**Exercise directions**: In your copy, leave out the pictures; write out all the data exactly.

Part of a data file:
########

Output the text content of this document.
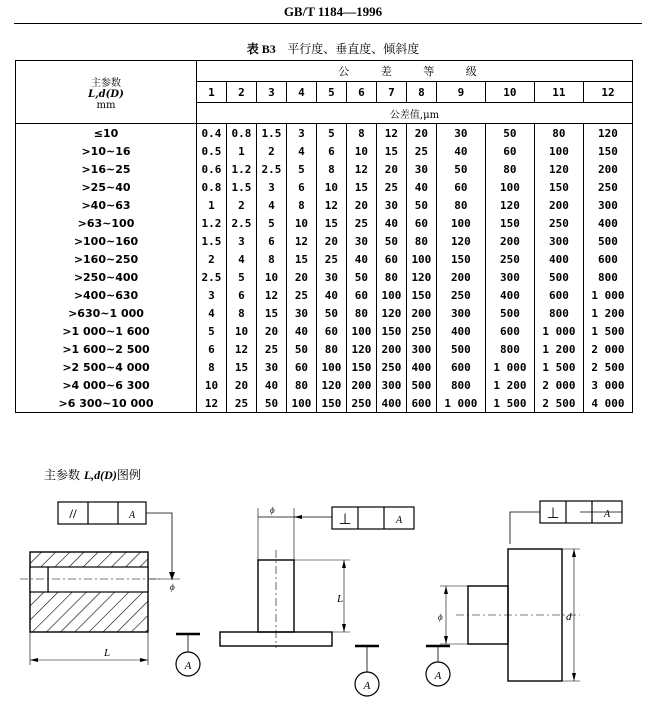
GB/T 1184—1996
表 B3 平行度、垂直度、倾斜度
主参数
L,d(D)
mm	公 差 等 级											
	1	2	3	4	5	6	7	8	9	10	11	12
	公差值,μm											
≤10	0.4	0.8	1.5	3	5	8	12	20	30	50	80	120
>10~16	0.5	1	2	4	6	10	15	25	40	60	100	150
>16~25	0.6	1.2	2.5	5	8	12	20	30	50	80	120	200
>25~40	0.8	1.5	3	6	10	15	25	40	60	100	150	250
>40~63	1	2	4	8	12	20	30	50	80	120	200	300
>63~100	1.2	2.5	5	10	15	25	40	60	100	150	250	400
>100~160	1.5	3	6	12	20	30	50	80	120	200	300	500
>160~250	2	4	8	15	25	40	60	100	150	250	400	600
>250~400	2.5	5	10	20	30	50	80	120	200	300	500	800
>400~630	3	6	12	25	40	60	100	150	250	400	600	1 000
>630~1 000	4	8	15	30	50	80	120	200	300	500	800	1 200
>1 000~1 600	5	10	20	40	60	100	150	250	400	600	1 000	1 500
>1 600~2 500	6	12	25	50	80	120	200	300	500	800	1 200	2 000
>2 500~4 000	8	15	30	60	100	150	250	400	600	1 000	1 500	2 500
>4 000~6 300	10	20	40	80	120	200	300	500	800	1 200	2 000	3 000
>6 300~10 000	12	25	50	100	150	250	400	600	1 000	1 500	2 500	4 000
主参数 L,d(D)图例
//	A
ϕ
L
A
⊥	A
ϕ
L
A
⊥	A
ϕ	d
A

########

**Solution for this problem**:
Output the text content of this document.
GB/T 1184—1996
表 B3 平行度、垂直度、倾斜度
主参数
L,d(D)
mm	公 差 等 级											
	1	2	3	4	5	6	7	8	9	10	11	12
	公差值,μm											
≤10	0.4	0.8	1.5	3	5	8	12	20	30	50	80	120
>10~16	0.5	1	2	4	6	10	15	25	40	60	100	150
>16~25	0.6	1.2	2.5	5	8	12	20	30	50	80	120	200
>25~40	0.8	1.5	3	6	10	15	25	40	60	100	150	250
>40~63	1	2	4	8	12	20	30	50	80	120	200	300
>63~100	1.2	2.5	5	10	15	25	40	60	100	150	250	400
>100~160	1.5	3	6	12	20	30	50	80	120	200	300	500
>160~250	2	4	8	15	25	40	60	100	150	250	400	600
>250~400	2.5	5	10	20	30	50	80	120	200	300	500	800
>400~630	3	6	12	25	40	60	100	150	250	400	600	1 000
>630~1 000	4	8	15	30	50	80	120	200	300	500	800	1 200
>1 000~1 600	5	10	20	40	60	100	150	250	400	600	1 000	1 500
>1 600~2 500	6	12	25	50	80	120	200	300	500	800	1 200	2 000
>2 500~4 000	8	15	30	60	100	150	250	400	600	1 000	1 500	2 500
>4 000~6 300	10	20	40	80	120	200	300	500	800	1 200	2 000	3 000
>6 300~10 000	12	25	50	100	150	250	400	600	1 000	1 500	2 500	4 000
主参数 L,d(D)图例
//	A
ϕ
L
A
⊥	A
ϕ
L
A
⊥	A
ϕ	d
A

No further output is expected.